### Problems and tasks
1. Copy out the stretch of the entries below, from the line containing "message-button[interactable]: Message <box>597" through the line containing "profile-name: Clément Langouet", keeping every line word for word.
2. Carry the article on David Millar further, picking up after its final sentence.

### Passage shown
<<<<

- Occupation: Civil servant

Academic work
- Institutions: House of Commons; European Parliament; Europa Institute at the University of Edinburgh;

= David Millar (civil servant) =

Civil servant and parliamentary expert (1929–2016)

David Millar (1929 – 2016) was a Scottish civil servant who contributed to the work of three parliaments. His experience of the UK House of Commons (1953-1973) and of the European Parliament (1973-1989) led to his drafting the Standing Orders for the future Scottish Parliament. The draft document co-authored with Sir Bernard Crick proposed working methods that diverged from the Westminster model, and several of these were adopted by the newly-formed Scottish Parliament in 1999.

==Biography==

===Early life===

David Millar was born and educated in Edinburgh, attending Melville College and graduating in History from the University of Edinburgh. His obituary notes a life-long friendship with John Mackintosh, a fellow pro-European and advocate of political devolution, whose quotation Millar later suggested for engraving in the Scottish Parliament building

===Civil Service career===
David Millar's professional life centred on the operation of parliaments, helping MPs to navigate the legislative procedures as a clerk in the House of Commons in London until 1973 and, after the UK joined the European Economic Community, rising to become the Director of Research in the equivalent part of the European Parliament, based in Luxembourg.

The transition to direct elections was among his early work for the European Parliament in 1974-76, a project that was led by the Dutch socialist Schelto Patijn. Members elected to national parliaments had previously been appointed to the European level. From 1979, Europeans elected their MEPs directly, marking "a historic step" beyond the commercial focus of the Common Market and towards a political European Union.

After retiring to Scotland in 1990, David Millar shared his experience in parliaments at the University of Edinburgh, teaching at the Europa Institute, and publishing on political theory and practice. He was soon planning for a possible Scottish Parliament, while the political momentum for devolution grew in the Scottish Constitutional Convention. An initial paper for the Labour-backed thinktank, the John Wheatley Centre in 1991 was followed by a fresh commission to draft Standing Orders for a Scottish Parliament in 1995, and by appointment to the Government's Expert Panel on Procedures and Standing Orders in the Scottish Parliament in 1998, advising the Consultative Steering Group.

>>>>

### Given data
<<<<

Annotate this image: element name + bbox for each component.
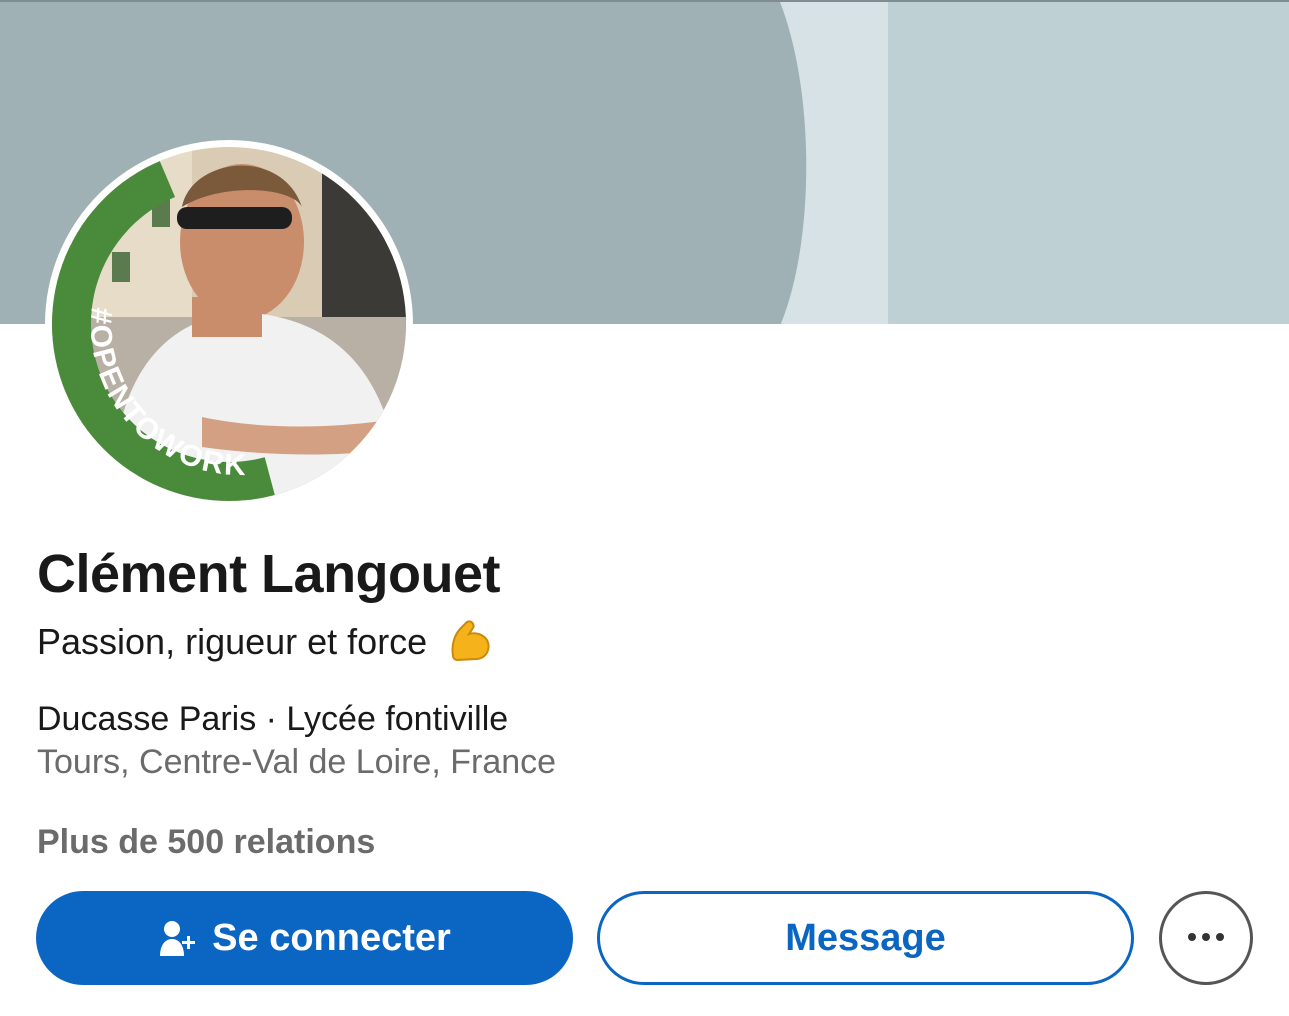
message-button[interactable]: Message <box>597 891 1134 985</box>
connect-button[interactable]: Se connecter <box>36 891 573 985</box>
add-person-icon <box>158 918 198 958</box>
connect-button-label: Se connecter <box>212 916 451 959</box>
profile-connections[interactable]: Plus de 500 relations <box>37 823 375 862</box>
profile-page: #OPENTOWORK Clément Langouet Passion, ri… <box>0 0 1289 1016</box>
profile-work: Ducasse Paris · Lycée fontiville <box>37 700 509 738</box>
profile-name: Clément Langouet <box>37 544 501 604</box>
flexed-biceps-icon <box>447 618 493 671</box>
more-dots-icon <box>1186 929 1226 947</box>
profile-photo-image: #OPENTOWORK <box>52 147 406 501</box>
message-button-label: Message <box>785 916 946 959</box>
profile-photo[interactable]: #OPENTOWORK <box>45 140 413 508</box>
headline-text: Passion, rigueur et force <box>37 621 428 663</box>
more-button[interactable] <box>1159 891 1253 985</box>
profile-location: Tours, Centre-Val de Loire, France <box>37 743 557 781</box>
profile-headline: Passion, rigueur et force <box>37 618 493 671</box>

>>>>

### Results of the tasks
1.
message-button[interactable]: Message <box>597 891 1134 985</box>
connect-button[interactable]: Se connecter <box>36 891 573 985</box>
add-person-icon <box>158 918 198 958</box>
connect-button-label: Se connecter <box>212 916 451 959</box>
profile-connections[interactable]: Plus de 500 relations <box>37 823 375 862</box>
profile-page: #OPENTOWORK Clément Langouet Passion, ri… <box>0 0 1289 1016</box>
profile-work: Ducasse Paris · Lycée fontiville <box>37 700 509 738</box>
profile-name: Clément Langouet <box>37 544 501 604</box>

2.
The ambition of the Crick-Millar proposals, born in part from the contrast between the Westminster and European Parliaments, was noted as a system in which the executive "need not and should not have such total domination over the legislative process as has evolved at Westminster". The standing orders were intended to play an important role in taking "a unique opportunity for Scotland to devise procedures more suited to its own civic tradition and the 21st century".

The proposals that were subsequently adopted include:
- parliamentary committees structured such that "Committee loyalty in short will be stronger than party loyalty."
- electronic communications (such as webcasting) to link parliamentarians to the people
- the electronic, public petitions (implemented in the E-petitioner system), admired elsewhere, and on which Millar was called to provide expert testimony to a House of Lords Select Committee

The Crick-Millar papers were noted as a success and influence of the John Wheatley Centre.

Review of the parliamentary procedures has continued, with substantial changes to the committees, and broadly in the 2016 Commission on Parliamentary Reform.

==Philosophical and/or political views==
Millar supported the Liberal Democrats, once standing for the party as a candidate for election to the European Parliament.

==Published works==
With Prof Sir Bernard Crick,
- Making Scotland's Parliament Work. John Wheatley Centre (July 1991).
- To make the Parliament of Scotland a model for democracy. John Wheatley Centre (November 1995).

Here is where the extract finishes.